DIRECTIVE:
Update the data below by replacing each occurrence of "Strain/με" with "Strain (με)" and keeping every other line unchanged. Leave the pictures out of your answer.

RECORD EXTRACTS:

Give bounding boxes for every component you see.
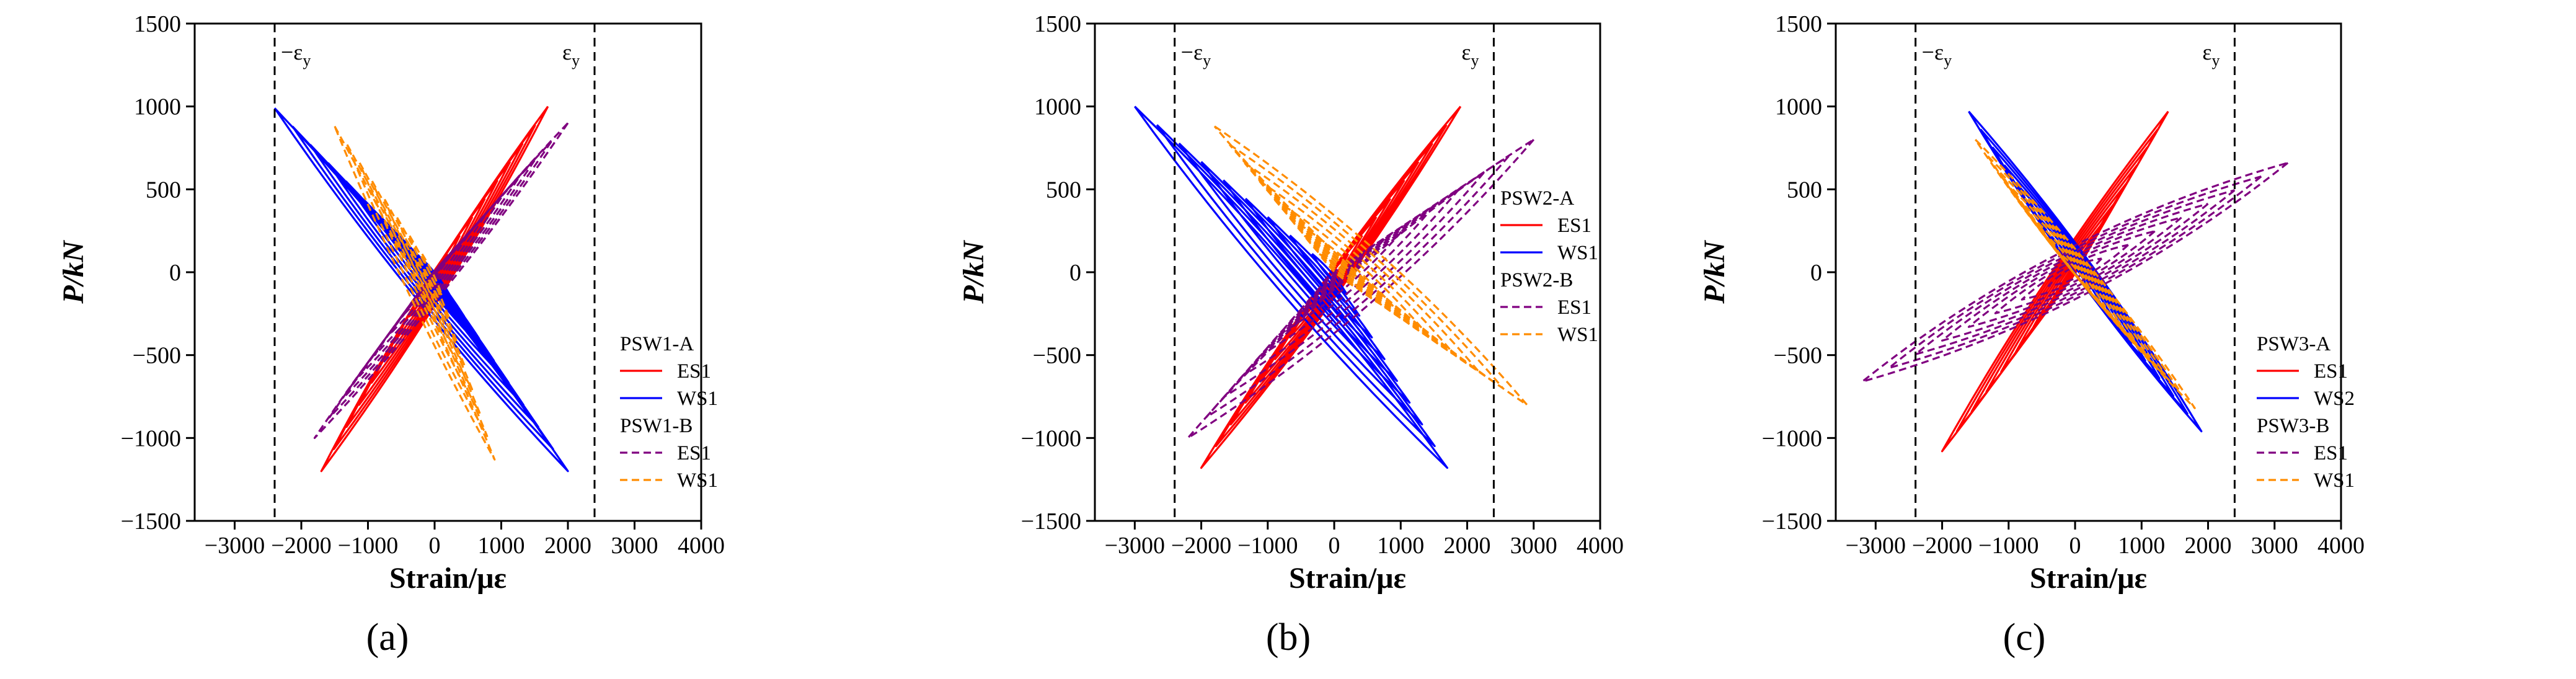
legend-entry-label: ES1 [1557, 296, 1591, 319]
y-tick-label: −500 [133, 343, 181, 369]
legend-group-title: PSW3-A [2257, 333, 2330, 355]
series-line-psw1-b-ws1 [334, 125, 496, 461]
x-tick-label: 3000 [611, 533, 658, 559]
panel-label: (c) [2003, 616, 2046, 659]
x-axis-label: Strain/με [2030, 562, 2147, 595]
legend: PSW3-A ES1 WS2 PSW3-B ES1 WS1 [2257, 333, 2355, 492]
x-tick-label: −2000 [1912, 533, 1972, 559]
panel-label: (b) [1266, 616, 1311, 659]
series-line-psw2-a-ws1 [1134, 105, 1448, 469]
x-tick-label: 0 [1329, 533, 1340, 559]
plot-area [1134, 105, 1535, 469]
y-tick-label: −1000 [121, 425, 181, 451]
panel-b: −εy εy−3000 −2000 −1000 0 1000 2000 3000 4000−15… [957, 11, 1624, 659]
series-line-psw1-b-es1 [313, 122, 569, 439]
y-tick-label: 1500 [1034, 11, 1081, 37]
x-tick-label: 1000 [478, 533, 525, 559]
x-tick-label: −1000 [338, 533, 398, 559]
x-tick-label: −3000 [205, 533, 265, 559]
series-line-psw1-a-ws1 [273, 107, 569, 473]
legend-group-title: PSW1-B [620, 415, 693, 437]
legend-entry-label: WS2 [2314, 388, 2355, 410]
y-tick-label: −500 [1774, 343, 1822, 369]
legend-group-title: PSW2-B [1500, 269, 1573, 291]
x-tick-label: 0 [429, 533, 441, 559]
y-tick-label: 0 [1810, 260, 1822, 286]
x-tick-label: −3000 [1105, 533, 1165, 559]
y-tick-label: 1000 [1034, 94, 1081, 120]
y-axis-label: P/kN [1698, 239, 1731, 304]
panel-a: −εy εy −3000 −2000 −1000 0 1000 2000 3000 4000 −15… [57, 11, 725, 659]
y-tick-label: −1500 [121, 508, 181, 535]
series-line-psw3-b-ws1 [1974, 138, 2196, 409]
x-axis-label: Strain/με [389, 562, 507, 595]
x-axis-label: Strain/με [1289, 562, 1406, 595]
x-tick-label: −1000 [1237, 533, 1298, 559]
x-tick-label: 4000 [1577, 533, 1624, 559]
series-line-psw3-a-es1 [1941, 110, 2169, 453]
legend-entry-label: WS1 [2314, 469, 2355, 492]
x-tick-label: −2000 [1171, 533, 1231, 559]
y-tick-label: 1500 [1775, 11, 1822, 37]
plot-area [1861, 110, 2289, 453]
legend-entry-label: ES1 [2314, 442, 2348, 464]
x-tick-label: 4000 [2317, 533, 2365, 559]
yield-label-neg: −εy [1181, 40, 1211, 69]
plot-area [273, 105, 569, 473]
legend-entry-label: ES1 [677, 360, 711, 383]
y-axis-label: P/kN [957, 239, 990, 304]
y-tick-label: 1500 [134, 11, 181, 37]
x-tick-label: 3000 [1510, 533, 1557, 559]
y-tick-label: 1000 [1775, 94, 1822, 120]
legend-entry-label: WS1 [677, 469, 718, 492]
legend: PSW2-A ES1 WS1 PSW2-B ES1 WS1 [1500, 187, 1598, 346]
panel-label: (a) [366, 616, 409, 659]
legend-entry-label: WS1 [1557, 324, 1598, 346]
x-tick-label: 1000 [2118, 533, 2165, 559]
yield-label-pos: εy [562, 40, 580, 69]
y-tick-label: 500 [1787, 177, 1822, 203]
legend-entry-label: ES1 [1557, 215, 1591, 237]
x-tick-label: −1000 [1978, 533, 2038, 559]
x-tick-label: −3000 [1846, 533, 1906, 559]
y-tick-label: 0 [1069, 260, 1081, 286]
legend: PSW1-A ES1 WS1 PSW1-B ES1 WS1 [620, 333, 718, 492]
legend-entry-label: ES1 [2314, 360, 2348, 383]
y-tick-label: 1000 [134, 94, 181, 120]
legend-group-title: PSW3-B [2257, 415, 2329, 437]
y-axis-label: P/kN [57, 239, 90, 304]
y-tick-label: 500 [1046, 177, 1081, 203]
yield-label-neg: −εy [1922, 40, 1952, 69]
y-tick-label: −1500 [1021, 508, 1081, 535]
x-tick-label: 2000 [544, 533, 591, 559]
yield-label-pos: εy [1461, 40, 1479, 69]
series-line-psw2-b-es1 [1187, 138, 1535, 439]
y-tick-label: 0 [169, 260, 181, 286]
y-tick-label: −500 [1033, 343, 1081, 369]
legend-group-title: PSW1-A [620, 333, 694, 355]
legend-entry-label: WS1 [677, 388, 718, 410]
y-tick-label: 500 [146, 177, 181, 203]
legend-group-title: PSW2-A [1500, 187, 1574, 210]
x-tick-label: 2000 [1444, 533, 1491, 559]
legend-entry-label: ES1 [677, 442, 711, 464]
x-tick-label: −2000 [271, 533, 331, 559]
legend-entry-label: WS1 [1557, 242, 1598, 264]
series-line-psw2-b-ws1 [1213, 125, 1528, 406]
yield-label-neg: −εy [281, 40, 311, 69]
y-tick-label: −1000 [1762, 425, 1822, 451]
y-tick-label: −1000 [1021, 425, 1081, 451]
panel-c: −εy εy−3000 −2000 −1000 0 1000 2000 3000 4000−15… [1698, 11, 2365, 659]
x-tick-label: 4000 [678, 533, 725, 559]
x-tick-label: 2000 [2185, 533, 2232, 559]
y-tick-label: −1500 [1762, 508, 1822, 535]
x-tick-label: 1000 [1377, 533, 1424, 559]
yield-label-pos: εy [2202, 40, 2220, 69]
x-tick-label: 3000 [2251, 533, 2298, 559]
x-tick-label: 0 [2069, 533, 2081, 559]
series-line-psw3-b-es1 [1861, 162, 2289, 383]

SOLUTION FOR THIS EXERCISE:
Give bounding boxes for every component you see.
legend-entry-label: ES1 [1557, 296, 1591, 319]
y-tick-label: −500 [133, 343, 181, 369]
legend-group-title: PSW3-A [2257, 333, 2330, 355]
series-line-psw1-b-ws1 [334, 125, 496, 461]
x-tick-label: 3000 [611, 533, 658, 559]
panel-label: (c) [2003, 616, 2046, 659]
x-axis-label: Strain (με) [2030, 562, 2147, 595]
legend: PSW3-A ES1 WS2 PSW3-B ES1 WS1 [2257, 333, 2355, 492]
x-tick-label: −2000 [1912, 533, 1972, 559]
panel-label: (b) [1266, 616, 1311, 659]
series-line-psw2-a-ws1 [1134, 105, 1448, 469]
x-tick-label: 0 [1329, 533, 1340, 559]
plot-area [1134, 105, 1535, 469]
y-tick-label: −1000 [121, 425, 181, 451]
panel-b: −εy εy−3000 −2000 −1000 0 1000 2000 3000 4000−15… [957, 11, 1624, 659]
series-line-psw1-b-es1 [313, 122, 569, 439]
y-tick-label: 1500 [1034, 11, 1081, 37]
x-tick-label: 1000 [478, 533, 525, 559]
x-tick-label: −1000 [338, 533, 398, 559]
x-tick-label: −3000 [205, 533, 265, 559]
series-line-psw1-a-ws1 [273, 107, 569, 473]
legend-group-title: PSW1-B [620, 415, 693, 437]
legend-entry-label: WS2 [2314, 388, 2355, 410]
y-tick-label: −500 [1774, 343, 1822, 369]
legend-group-title: PSW2-B [1500, 269, 1573, 291]
x-tick-label: 0 [429, 533, 441, 559]
y-tick-label: 0 [1810, 260, 1822, 286]
x-tick-label: −3000 [1105, 533, 1165, 559]
y-tick-label: 1000 [1034, 94, 1081, 120]
y-axis-label: P/kN [1698, 239, 1731, 304]
panel-a: −εy εy −3000 −2000 −1000 0 1000 2000 3000 4000 −15… [57, 11, 725, 659]
y-tick-label: −1500 [121, 508, 181, 535]
series-line-psw3-b-ws1 [1974, 138, 2196, 409]
x-axis-label: Strain (με) [389, 562, 507, 595]
x-axis-label: Strain (με) [1289, 562, 1406, 595]
x-tick-label: −1000 [1237, 533, 1298, 559]
x-tick-label: 4000 [1577, 533, 1624, 559]
series-line-psw3-a-es1 [1941, 110, 2169, 453]
legend-entry-label: WS1 [2314, 469, 2355, 492]
x-tick-label: −2000 [1171, 533, 1231, 559]
y-tick-label: 1500 [1775, 11, 1822, 37]
plot-area [1861, 110, 2289, 453]
legend-entry-label: ES1 [2314, 442, 2348, 464]
x-tick-label: 4000 [2317, 533, 2365, 559]
yield-label-neg: −εy [1181, 40, 1211, 69]
plot-area [273, 105, 569, 473]
legend-entry-label: ES1 [677, 360, 711, 383]
y-axis-label: P/kN [957, 239, 990, 304]
y-tick-label: 1500 [134, 11, 181, 37]
x-tick-label: 3000 [1510, 533, 1557, 559]
y-tick-label: 1000 [1775, 94, 1822, 120]
legend-entry-label: WS1 [677, 469, 718, 492]
legend: PSW2-A ES1 WS1 PSW2-B ES1 WS1 [1500, 187, 1598, 346]
panel-label: (a) [366, 616, 409, 659]
legend-entry-label: WS1 [1557, 324, 1598, 346]
x-tick-label: 1000 [2118, 533, 2165, 559]
yield-label-pos: εy [562, 40, 580, 69]
y-tick-label: 500 [1787, 177, 1822, 203]
legend-entry-label: ES1 [1557, 215, 1591, 237]
x-tick-label: −1000 [1978, 533, 2038, 559]
x-tick-label: −3000 [1846, 533, 1906, 559]
y-tick-label: 0 [1069, 260, 1081, 286]
legend: PSW1-A ES1 WS1 PSW1-B ES1 WS1 [620, 333, 718, 492]
legend-entry-label: ES1 [2314, 360, 2348, 383]
y-tick-label: 1000 [134, 94, 181, 120]
legend-group-title: PSW3-B [2257, 415, 2329, 437]
y-axis-label: P/kN [57, 239, 90, 304]
y-tick-label: 500 [1046, 177, 1081, 203]
yield-label-neg: −εy [1922, 40, 1952, 69]
y-tick-label: −1500 [1021, 508, 1081, 535]
x-tick-label: 2000 [544, 533, 591, 559]
yield-label-pos: εy [1461, 40, 1479, 69]
series-line-psw2-b-es1 [1187, 138, 1535, 439]
y-tick-label: 0 [169, 260, 181, 286]
y-tick-label: −500 [1033, 343, 1081, 369]
legend-group-title: PSW1-A [620, 333, 694, 355]
legend-entry-label: WS1 [677, 388, 718, 410]
y-tick-label: 500 [146, 177, 181, 203]
legend-group-title: PSW2-A [1500, 187, 1574, 210]
x-tick-label: 2000 [1444, 533, 1491, 559]
legend-entry-label: ES1 [677, 442, 711, 464]
x-tick-label: −2000 [271, 533, 331, 559]
legend-entry-label: WS1 [1557, 242, 1598, 264]
series-line-psw2-b-ws1 [1213, 125, 1528, 406]
yield-label-neg: −εy [281, 40, 311, 69]
y-tick-label: −1000 [1762, 425, 1822, 451]
y-tick-label: −1000 [1021, 425, 1081, 451]
panel-c: −εy εy−3000 −2000 −1000 0 1000 2000 3000 4000−15… [1698, 11, 2365, 659]
x-tick-label: 4000 [678, 533, 725, 559]
x-tick-label: 2000 [2185, 533, 2232, 559]
y-tick-label: −1500 [1762, 508, 1822, 535]
x-tick-label: 1000 [1377, 533, 1424, 559]
yield-label-pos: εy [2202, 40, 2220, 69]
x-tick-label: 3000 [2251, 533, 2298, 559]
x-tick-label: 0 [2069, 533, 2081, 559]
series-line-psw3-b-es1 [1861, 162, 2289, 383]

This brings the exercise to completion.